Because one can write the following equation
\begin{equation}
\begin{split}
0 =& b(s) \nabla 1 \\
=& b(s) \nabla \sum_{a} \pi(a \,|\, s, \textbf{$\theta$}) \\
=& b(s) \sum_{a} \nabla \pi(a \,|\, s, \textbf{$\theta$}) \,,
\end{split}
\end{equation}
it is possible to add one more term, called **baseline**, into the gradient of the performance measure, i.e.
\begin{equation}
\nabla J(\textbf{$\theta$}) \propto \sum_{s} \mu(s) \sum_{a} \big( q_{\pi}(s, a) - b(s) \big) \nabla \pi(a \,|\, s, \textbf{$\theta$}) \,.
\end{equation}
The corresponding policy gradient vector update,
\begin{equation}
\textbf{$\theta$}_{t+1} =\textbf{$\theta$}_{t} + \alpha \gamma^{t} \big( G_{t} - b(s) \big) \nabla \ln \big(\pi(A_{t} \,|\, S_{t}, \textbf{$\theta$}) \big) \,,
\end{equation}
yields a strict generalisation of the REINFORCE algorithm. To see this take $b(s) \equiv 0$.

The aim of doing all this is to reduce variance, and thus making the learning process more efficient. Of course, one could pick a static variance but a much better choice is a function of the states. The rationale for doing so is the fact that some states are better than others, and these states have high action values for many, if not all, actions. On the other hand, there are also bad states with many bad actions with low action values. Hence for the former states, it would be appropriate to have higher baseline; the later one would do better with a lower baseline.

What could one use as a baseline? Well, one good choice fulfilling all what was mentioned so far would be an estimate of the state-value function, $\widehat{v}(S_{t}, \textbf{w})$. Since REINFORCE belongs to the Monte Carlo group of algorithms, to learn state-value function estimate, it seems natural to choose one of the many available Monte Carlo methods. (Sure, I didn't bother to present any of the Monte Carlo methods in detail; however, it is not difficult to come up with the update rule. One just needs to save the whole episode and then, at the end, perform all the updates, e.g. $n$-step update with $n$ being the length of the episode.)

(INSTRUCTIONS TO FOLLOW):
Pick up the passage on adding a baseline to REINFORCE after its last sentence and continue it. You can ignore the entries that come after this passage.

(DATA EXCERPTS):
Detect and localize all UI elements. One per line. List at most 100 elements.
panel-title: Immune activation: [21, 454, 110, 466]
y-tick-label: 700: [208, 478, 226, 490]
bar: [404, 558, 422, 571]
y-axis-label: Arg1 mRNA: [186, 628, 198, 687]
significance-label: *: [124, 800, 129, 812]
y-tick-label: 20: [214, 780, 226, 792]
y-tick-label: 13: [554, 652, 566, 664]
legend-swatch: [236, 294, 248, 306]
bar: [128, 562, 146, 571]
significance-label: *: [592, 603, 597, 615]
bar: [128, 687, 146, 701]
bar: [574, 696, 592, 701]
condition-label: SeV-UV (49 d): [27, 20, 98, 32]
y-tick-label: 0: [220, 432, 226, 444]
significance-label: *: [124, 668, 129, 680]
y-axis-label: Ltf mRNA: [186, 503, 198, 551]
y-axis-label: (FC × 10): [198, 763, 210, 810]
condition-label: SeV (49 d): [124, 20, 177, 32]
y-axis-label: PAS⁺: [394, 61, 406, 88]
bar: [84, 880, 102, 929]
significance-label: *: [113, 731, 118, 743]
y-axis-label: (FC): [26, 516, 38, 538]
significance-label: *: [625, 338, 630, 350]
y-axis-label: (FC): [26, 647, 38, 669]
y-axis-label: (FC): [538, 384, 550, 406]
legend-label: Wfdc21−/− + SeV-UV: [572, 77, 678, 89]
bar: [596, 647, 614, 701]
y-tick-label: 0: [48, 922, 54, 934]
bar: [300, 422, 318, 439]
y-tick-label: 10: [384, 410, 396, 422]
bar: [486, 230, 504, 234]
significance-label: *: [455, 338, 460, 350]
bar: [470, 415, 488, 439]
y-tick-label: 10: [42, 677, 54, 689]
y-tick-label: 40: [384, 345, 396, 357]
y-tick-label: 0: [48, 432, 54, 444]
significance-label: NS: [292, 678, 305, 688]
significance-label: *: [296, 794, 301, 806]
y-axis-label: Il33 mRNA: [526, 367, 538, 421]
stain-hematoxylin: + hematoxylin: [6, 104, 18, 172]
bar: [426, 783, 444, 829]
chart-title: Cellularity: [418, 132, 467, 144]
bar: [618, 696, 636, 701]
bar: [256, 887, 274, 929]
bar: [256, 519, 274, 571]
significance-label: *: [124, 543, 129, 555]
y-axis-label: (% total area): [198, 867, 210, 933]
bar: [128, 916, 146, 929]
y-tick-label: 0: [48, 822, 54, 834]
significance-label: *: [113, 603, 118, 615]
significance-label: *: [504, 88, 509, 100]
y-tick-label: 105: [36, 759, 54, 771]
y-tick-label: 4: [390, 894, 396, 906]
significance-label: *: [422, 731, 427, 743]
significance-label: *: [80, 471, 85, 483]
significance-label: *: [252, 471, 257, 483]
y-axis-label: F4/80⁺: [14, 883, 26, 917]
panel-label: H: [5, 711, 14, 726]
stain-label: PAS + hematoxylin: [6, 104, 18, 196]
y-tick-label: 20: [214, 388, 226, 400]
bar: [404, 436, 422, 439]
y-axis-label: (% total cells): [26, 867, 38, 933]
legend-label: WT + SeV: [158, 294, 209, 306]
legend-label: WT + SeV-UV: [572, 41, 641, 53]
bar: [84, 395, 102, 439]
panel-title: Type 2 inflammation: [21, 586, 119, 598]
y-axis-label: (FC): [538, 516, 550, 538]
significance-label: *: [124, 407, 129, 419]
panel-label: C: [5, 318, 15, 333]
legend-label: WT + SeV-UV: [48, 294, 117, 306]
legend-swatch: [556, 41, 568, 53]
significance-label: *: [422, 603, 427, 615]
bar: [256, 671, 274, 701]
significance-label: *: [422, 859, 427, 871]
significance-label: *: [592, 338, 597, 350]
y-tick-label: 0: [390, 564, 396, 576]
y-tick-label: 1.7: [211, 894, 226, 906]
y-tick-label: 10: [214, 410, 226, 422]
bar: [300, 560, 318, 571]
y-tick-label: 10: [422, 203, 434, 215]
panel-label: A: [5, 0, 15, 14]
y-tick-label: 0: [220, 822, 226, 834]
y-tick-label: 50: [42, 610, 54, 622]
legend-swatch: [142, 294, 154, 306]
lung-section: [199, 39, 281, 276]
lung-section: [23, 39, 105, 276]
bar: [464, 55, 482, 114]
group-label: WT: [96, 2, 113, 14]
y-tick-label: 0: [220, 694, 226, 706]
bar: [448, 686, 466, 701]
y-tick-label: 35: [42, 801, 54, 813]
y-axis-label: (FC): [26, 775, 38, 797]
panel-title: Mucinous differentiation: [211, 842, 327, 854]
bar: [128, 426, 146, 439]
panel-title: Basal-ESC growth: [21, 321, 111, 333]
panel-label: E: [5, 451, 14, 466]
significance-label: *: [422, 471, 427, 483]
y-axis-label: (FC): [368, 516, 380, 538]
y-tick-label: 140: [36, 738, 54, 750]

(WRITTEN ANSWER):
Although the baseline reduces variance and accelerates learning, the algorithm is still far from learning quickly. In the next part, I will try to present some more ideas how bootstrapping might come to rescue.

Nevertheless, I encourage the reader to add a baseline to the above REINFORCE algorithm.

### Actor-Critic Methods

**Actor-critic** methods are bootstrapping methods with a separate structures for representing policy and value functions, i.e. policy is independent of the value function. The part of the algorithm representing policy is called actor, because it selects actions; and the value function part is called critic, because it criticises the actor's actions. The critic critiques the actor only by outputting the TD error, which is in turn used to perform learning steps in both, actor and critic.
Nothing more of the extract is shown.